• Goal:
Where a line contains the string "name", copy that line.

• Records provided:
------------------------------------------------------------

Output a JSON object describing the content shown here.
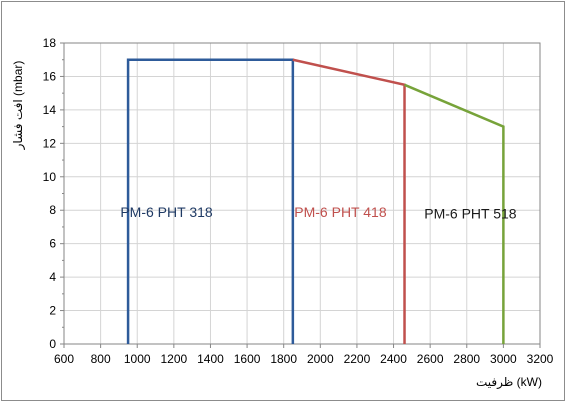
{
  "chart_data": {
    "type": "line",
    "title": "",
    "xlabel": "ظرفیت (kW)",
    "ylabel": "افت فشار (mbar)",
    "xlim": [
      600,
      3200
    ],
    "ylim": [
      0,
      18
    ],
    "x_ticks": [
      "600",
      "800",
      "1000",
      "1200",
      "1400",
      "1600",
      "1800",
      "2000",
      "2200",
      "2400",
      "2600",
      "2800",
      "3000",
      "3200"
    ],
    "y_ticks": [
      "0",
      "2",
      "4",
      "6",
      "8",
      "10",
      "12",
      "14",
      "16",
      "18"
    ],
    "grid": true,
    "legend": "none",
    "series": [
      {
        "name": "PM-6 PHT 318",
        "color": "#2e5b9a",
        "x": [
          950,
          950,
          1850,
          1850
        ],
        "y": [
          0,
          17,
          17,
          0
        ]
      },
      {
        "name": "PM-6 PHT 418",
        "color": "#c0504d",
        "x": [
          1850,
          2460,
          2460
        ],
        "y": [
          17,
          15.5,
          0
        ]
      },
      {
        "name": "PM-6 PHT 518",
        "color": "#77a33a",
        "x": [
          2460,
          3000,
          3000
        ],
        "y": [
          15.5,
          13,
          0
        ]
      }
    ],
    "annotations": [
      {
        "text": "PM-6 PHT 318",
        "x": 1160,
        "y": 7.6,
        "color": "#1f3a64"
      },
      {
        "text": "PM-6 PHT 418",
        "x": 2110,
        "y": 7.6,
        "color": "#c0504d"
      },
      {
        "text": "PM-6 PHT 518",
        "x": 2820,
        "y": 7.5,
        "color": "#1a1a1a"
      }
    ]
  }
}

------------------------------------------------------------

• Answer in full:
        "name": "PM-6 PHT 318",
        "name": "PM-6 PHT 418",
        "name": "PM-6 PHT 518",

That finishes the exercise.